DATA FOR THE TASK ->
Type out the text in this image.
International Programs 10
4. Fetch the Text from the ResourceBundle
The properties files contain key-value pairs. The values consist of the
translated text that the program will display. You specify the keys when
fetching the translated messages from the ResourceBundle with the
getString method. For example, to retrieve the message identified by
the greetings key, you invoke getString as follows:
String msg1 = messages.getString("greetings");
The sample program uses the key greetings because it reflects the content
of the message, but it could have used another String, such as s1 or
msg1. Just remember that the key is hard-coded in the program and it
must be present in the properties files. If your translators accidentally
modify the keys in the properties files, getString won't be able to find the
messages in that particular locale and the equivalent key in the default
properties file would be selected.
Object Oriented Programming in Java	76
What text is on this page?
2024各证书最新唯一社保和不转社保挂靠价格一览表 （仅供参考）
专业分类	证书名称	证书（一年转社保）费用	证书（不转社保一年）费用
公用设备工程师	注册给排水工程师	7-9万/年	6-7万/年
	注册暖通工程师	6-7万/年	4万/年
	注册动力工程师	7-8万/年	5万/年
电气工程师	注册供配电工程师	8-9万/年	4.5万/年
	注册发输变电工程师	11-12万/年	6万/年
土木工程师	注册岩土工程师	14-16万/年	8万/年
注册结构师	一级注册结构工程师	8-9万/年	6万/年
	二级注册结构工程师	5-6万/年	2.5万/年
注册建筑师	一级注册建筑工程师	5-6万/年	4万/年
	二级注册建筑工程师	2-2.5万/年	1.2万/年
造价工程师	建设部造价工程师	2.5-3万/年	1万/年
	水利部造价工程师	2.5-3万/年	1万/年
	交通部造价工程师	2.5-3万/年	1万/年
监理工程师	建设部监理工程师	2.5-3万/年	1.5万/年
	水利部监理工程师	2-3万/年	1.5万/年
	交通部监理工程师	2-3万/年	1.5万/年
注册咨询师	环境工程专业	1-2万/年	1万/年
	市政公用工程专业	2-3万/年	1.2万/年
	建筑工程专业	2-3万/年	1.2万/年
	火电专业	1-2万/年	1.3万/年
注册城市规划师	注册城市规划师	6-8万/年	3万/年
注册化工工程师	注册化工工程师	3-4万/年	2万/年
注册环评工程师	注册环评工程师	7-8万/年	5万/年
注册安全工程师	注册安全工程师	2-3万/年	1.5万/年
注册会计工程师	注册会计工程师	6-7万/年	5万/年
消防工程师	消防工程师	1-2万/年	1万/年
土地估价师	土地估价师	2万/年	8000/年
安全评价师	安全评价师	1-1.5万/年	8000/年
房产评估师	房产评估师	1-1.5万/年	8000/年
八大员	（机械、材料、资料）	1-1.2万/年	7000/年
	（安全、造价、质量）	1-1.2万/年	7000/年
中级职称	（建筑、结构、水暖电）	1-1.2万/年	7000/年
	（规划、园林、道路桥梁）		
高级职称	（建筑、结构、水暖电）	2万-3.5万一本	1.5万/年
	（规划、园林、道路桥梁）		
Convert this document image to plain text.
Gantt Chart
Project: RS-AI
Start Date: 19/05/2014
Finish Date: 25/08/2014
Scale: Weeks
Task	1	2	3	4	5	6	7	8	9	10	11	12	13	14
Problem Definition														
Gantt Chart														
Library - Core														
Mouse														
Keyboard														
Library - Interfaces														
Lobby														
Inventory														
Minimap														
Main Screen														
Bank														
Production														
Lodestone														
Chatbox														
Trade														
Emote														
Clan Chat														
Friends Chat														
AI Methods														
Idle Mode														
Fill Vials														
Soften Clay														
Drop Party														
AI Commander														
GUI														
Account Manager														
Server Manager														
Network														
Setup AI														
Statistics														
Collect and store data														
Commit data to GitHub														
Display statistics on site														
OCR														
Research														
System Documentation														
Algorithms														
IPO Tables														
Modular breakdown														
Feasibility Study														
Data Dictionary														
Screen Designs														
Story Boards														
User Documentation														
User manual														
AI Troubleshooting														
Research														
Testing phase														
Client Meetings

TO DO -> Return each full line of the entries that contains the word "this".

TASK SOLUTION ->
Type out the text in this image.
What text is on this page?
Convert this document image to plain text.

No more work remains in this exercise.